▸ **What this task involves**
Scan each line of the records for the word "name" and extract the ones that have it.

▸ **Extracted data entries**

________________________________________

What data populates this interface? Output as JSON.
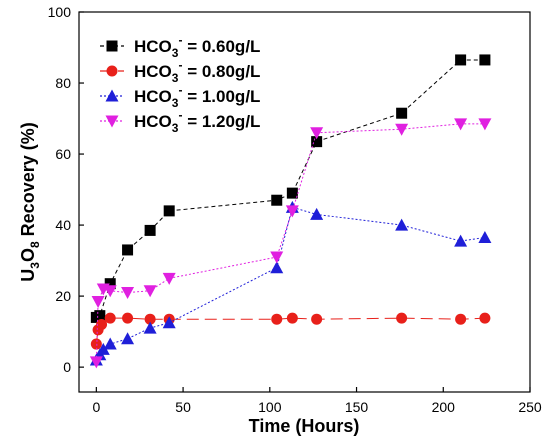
{
  "chart_data": {
    "type": "line",
    "xlabel": "Time (Hours)",
    "ylabel_parts": [
      "U",
      "3",
      "O",
      "8",
      " Recovery (%)"
    ],
    "xlim": [
      -10,
      250
    ],
    "ylim": [
      -7,
      100
    ],
    "xticks": [
      0,
      50,
      100,
      150,
      200,
      250
    ],
    "yticks": [
      0,
      20,
      40,
      60,
      80,
      100
    ],
    "grid": false,
    "legend_position": "top-left",
    "series": [
      {
        "name": "HCO3- = 0.60g/L",
        "legend_parts": [
          "HCO",
          "3",
          "-",
          " = 0.60g/L"
        ],
        "color": "#000000",
        "marker": "square",
        "dash": "4,3",
        "points": [
          [
            0,
            14
          ],
          [
            2,
            14.5
          ],
          [
            8,
            23.5
          ],
          [
            18,
            33
          ],
          [
            31,
            38.5
          ],
          [
            42,
            44
          ],
          [
            104,
            47
          ],
          [
            113,
            49
          ],
          [
            127,
            63.5
          ],
          [
            176,
            71.5
          ],
          [
            210,
            86.5
          ],
          [
            224,
            86.5
          ]
        ]
      },
      {
        "name": "HCO3- = 0.80g/L",
        "legend_parts": [
          "HCO",
          "3",
          "-",
          " = 0.80g/L"
        ],
        "color": "#e8201a",
        "marker": "circle",
        "dash": "12,6",
        "points": [
          [
            0,
            6.5
          ],
          [
            1,
            10.5
          ],
          [
            3,
            12
          ],
          [
            8,
            13.8
          ],
          [
            18,
            13.8
          ],
          [
            31,
            13.5
          ],
          [
            42,
            13.5
          ],
          [
            104,
            13.5
          ],
          [
            113,
            13.8
          ],
          [
            127,
            13.5
          ],
          [
            176,
            13.8
          ],
          [
            210,
            13.5
          ],
          [
            224,
            13.8
          ]
        ]
      },
      {
        "name": "HCO3- = 1.00g/L",
        "legend_parts": [
          "HCO",
          "3",
          "-",
          " = 1.00g/L"
        ],
        "color": "#1f1fd8",
        "marker": "triangle-up",
        "dash": "2,2",
        "points": [
          [
            0,
            2
          ],
          [
            2,
            3.5
          ],
          [
            4,
            5
          ],
          [
            8,
            6.5
          ],
          [
            18,
            8
          ],
          [
            31,
            11
          ],
          [
            42,
            12.5
          ],
          [
            104,
            28
          ],
          [
            113,
            45
          ],
          [
            127,
            43
          ],
          [
            176,
            40
          ],
          [
            210,
            35.5
          ],
          [
            224,
            36.5
          ]
        ]
      },
      {
        "name": "HCO3- = 1.20g/L",
        "legend_parts": [
          "HCO",
          "3",
          "-",
          " = 1.20g/L"
        ],
        "color": "#e020e0",
        "marker": "triangle-down",
        "dash": "2,2",
        "points": [
          [
            0,
            1.5
          ],
          [
            1,
            18.5
          ],
          [
            4,
            22
          ],
          [
            8,
            21.5
          ],
          [
            18,
            21
          ],
          [
            31,
            21.5
          ],
          [
            42,
            25
          ],
          [
            104,
            31
          ],
          [
            113,
            44
          ],
          [
            127,
            66
          ],
          [
            176,
            67
          ],
          [
            210,
            68.5
          ],
          [
            224,
            68.5
          ]
        ]
      }
    ]
  }
}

________________________________________

▸ **Answer to this exercise**
        "name": "HCO3- = 0.60g/L",
        "name": "HCO3- = 0.80g/L",
        "name": "HCO3- = 1.00g/L",
        "name": "HCO3- = 1.20g/L",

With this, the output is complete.